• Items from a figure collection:
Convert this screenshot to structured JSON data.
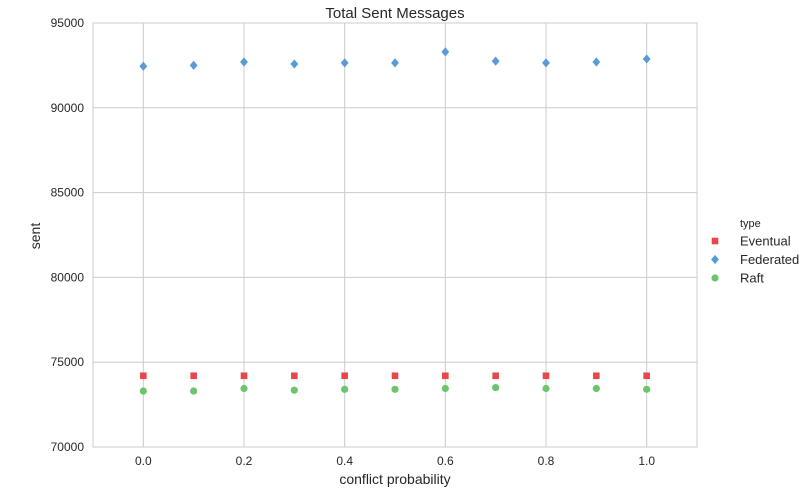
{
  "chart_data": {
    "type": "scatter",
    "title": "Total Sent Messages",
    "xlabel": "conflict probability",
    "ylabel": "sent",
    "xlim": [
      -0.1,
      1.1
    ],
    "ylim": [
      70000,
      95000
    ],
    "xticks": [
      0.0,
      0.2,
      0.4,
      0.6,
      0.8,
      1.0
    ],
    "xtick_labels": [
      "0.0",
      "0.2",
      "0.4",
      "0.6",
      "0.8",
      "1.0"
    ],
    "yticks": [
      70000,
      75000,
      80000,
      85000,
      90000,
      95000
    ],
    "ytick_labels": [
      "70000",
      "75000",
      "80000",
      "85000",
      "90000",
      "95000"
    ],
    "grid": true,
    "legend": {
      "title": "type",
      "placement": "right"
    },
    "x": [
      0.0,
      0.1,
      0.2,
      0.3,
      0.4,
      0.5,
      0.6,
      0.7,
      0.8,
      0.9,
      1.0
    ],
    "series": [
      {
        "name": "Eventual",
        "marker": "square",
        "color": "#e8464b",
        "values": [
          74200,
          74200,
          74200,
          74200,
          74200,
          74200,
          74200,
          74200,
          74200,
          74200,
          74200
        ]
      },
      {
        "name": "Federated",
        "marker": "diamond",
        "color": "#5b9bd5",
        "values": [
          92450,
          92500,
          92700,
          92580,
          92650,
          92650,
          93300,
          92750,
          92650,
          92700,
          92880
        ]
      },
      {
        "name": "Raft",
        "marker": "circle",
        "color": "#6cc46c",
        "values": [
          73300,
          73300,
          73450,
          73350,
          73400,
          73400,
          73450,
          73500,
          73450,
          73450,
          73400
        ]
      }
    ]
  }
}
==
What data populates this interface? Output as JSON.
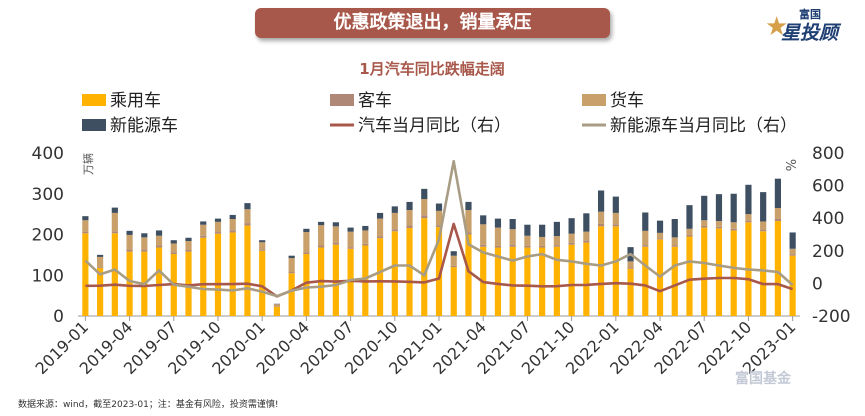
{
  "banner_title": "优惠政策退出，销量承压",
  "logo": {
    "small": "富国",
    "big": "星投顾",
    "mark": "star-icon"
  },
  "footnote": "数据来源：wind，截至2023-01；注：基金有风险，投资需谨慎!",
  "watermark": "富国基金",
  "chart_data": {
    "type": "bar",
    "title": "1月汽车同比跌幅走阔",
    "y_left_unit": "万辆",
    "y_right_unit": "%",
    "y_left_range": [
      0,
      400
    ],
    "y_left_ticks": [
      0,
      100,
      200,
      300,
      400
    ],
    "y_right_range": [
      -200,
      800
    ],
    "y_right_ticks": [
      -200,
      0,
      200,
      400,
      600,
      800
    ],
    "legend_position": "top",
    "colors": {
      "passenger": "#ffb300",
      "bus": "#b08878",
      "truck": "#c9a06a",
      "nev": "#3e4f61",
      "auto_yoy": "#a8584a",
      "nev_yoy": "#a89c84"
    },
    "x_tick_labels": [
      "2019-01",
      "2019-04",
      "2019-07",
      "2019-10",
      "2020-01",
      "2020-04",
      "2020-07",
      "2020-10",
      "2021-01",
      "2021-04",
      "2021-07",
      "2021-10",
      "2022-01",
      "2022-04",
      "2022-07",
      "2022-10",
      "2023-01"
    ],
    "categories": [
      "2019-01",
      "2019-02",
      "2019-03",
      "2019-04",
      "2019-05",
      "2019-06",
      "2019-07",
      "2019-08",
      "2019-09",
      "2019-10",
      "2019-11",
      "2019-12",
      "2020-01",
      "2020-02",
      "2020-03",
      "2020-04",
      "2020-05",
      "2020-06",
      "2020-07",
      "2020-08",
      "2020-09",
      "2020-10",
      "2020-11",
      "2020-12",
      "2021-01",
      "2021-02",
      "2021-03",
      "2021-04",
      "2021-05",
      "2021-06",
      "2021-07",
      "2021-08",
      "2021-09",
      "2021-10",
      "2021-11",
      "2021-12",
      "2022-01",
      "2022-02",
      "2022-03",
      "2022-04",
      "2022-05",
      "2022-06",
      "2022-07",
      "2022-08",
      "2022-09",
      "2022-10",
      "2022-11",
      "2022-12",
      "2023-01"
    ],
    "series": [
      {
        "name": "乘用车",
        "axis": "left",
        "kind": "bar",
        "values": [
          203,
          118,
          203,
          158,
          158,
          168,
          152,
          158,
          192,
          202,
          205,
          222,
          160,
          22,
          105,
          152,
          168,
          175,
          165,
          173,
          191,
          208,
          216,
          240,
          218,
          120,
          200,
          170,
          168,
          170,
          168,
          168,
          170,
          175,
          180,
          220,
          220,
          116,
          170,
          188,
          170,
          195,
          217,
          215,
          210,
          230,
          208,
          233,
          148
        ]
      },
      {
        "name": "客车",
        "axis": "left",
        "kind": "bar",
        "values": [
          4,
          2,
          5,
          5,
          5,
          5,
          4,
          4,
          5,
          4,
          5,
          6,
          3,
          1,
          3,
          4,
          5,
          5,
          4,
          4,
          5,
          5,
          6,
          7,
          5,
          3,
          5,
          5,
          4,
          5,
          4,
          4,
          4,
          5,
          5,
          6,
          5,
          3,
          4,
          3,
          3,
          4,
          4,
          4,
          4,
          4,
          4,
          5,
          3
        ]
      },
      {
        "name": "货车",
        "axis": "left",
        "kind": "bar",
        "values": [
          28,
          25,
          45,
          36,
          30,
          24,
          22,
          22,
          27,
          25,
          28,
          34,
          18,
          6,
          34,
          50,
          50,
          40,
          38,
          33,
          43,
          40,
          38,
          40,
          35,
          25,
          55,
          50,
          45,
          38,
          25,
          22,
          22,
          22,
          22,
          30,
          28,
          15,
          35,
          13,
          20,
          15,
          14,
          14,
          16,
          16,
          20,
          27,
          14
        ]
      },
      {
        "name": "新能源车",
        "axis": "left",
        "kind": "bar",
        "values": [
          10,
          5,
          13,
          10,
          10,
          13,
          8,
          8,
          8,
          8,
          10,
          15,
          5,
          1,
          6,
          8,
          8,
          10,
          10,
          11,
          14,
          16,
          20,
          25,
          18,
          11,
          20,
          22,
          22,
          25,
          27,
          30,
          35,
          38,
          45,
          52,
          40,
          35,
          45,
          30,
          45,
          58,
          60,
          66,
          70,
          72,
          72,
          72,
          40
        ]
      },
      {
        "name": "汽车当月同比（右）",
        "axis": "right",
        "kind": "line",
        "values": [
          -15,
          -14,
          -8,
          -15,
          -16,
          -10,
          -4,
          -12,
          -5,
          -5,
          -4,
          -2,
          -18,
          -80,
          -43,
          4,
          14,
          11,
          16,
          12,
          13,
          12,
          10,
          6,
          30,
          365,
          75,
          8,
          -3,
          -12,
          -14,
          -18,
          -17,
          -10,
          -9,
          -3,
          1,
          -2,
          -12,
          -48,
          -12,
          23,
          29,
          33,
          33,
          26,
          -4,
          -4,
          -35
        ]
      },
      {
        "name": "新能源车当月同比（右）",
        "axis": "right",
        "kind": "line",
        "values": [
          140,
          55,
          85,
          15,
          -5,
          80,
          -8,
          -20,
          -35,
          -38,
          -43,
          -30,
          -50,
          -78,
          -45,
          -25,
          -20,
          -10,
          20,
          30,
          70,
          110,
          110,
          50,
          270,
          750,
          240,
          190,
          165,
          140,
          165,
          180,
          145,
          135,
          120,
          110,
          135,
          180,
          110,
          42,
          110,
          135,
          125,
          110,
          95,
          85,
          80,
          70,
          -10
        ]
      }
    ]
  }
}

• BRIEF:
Select and copy each line from the data that includes the word "name".

• TASK OUTPUT:
        "name": "Eventual",
        "name": "Federated",
        "name": "Raft",
        "name": "乘用车",
        "name": "客车",
        "name": "货车",
        "name": "新能源车",
        "name": "汽车当月同比（右）",
        "name": "新能源车当月同比（右）",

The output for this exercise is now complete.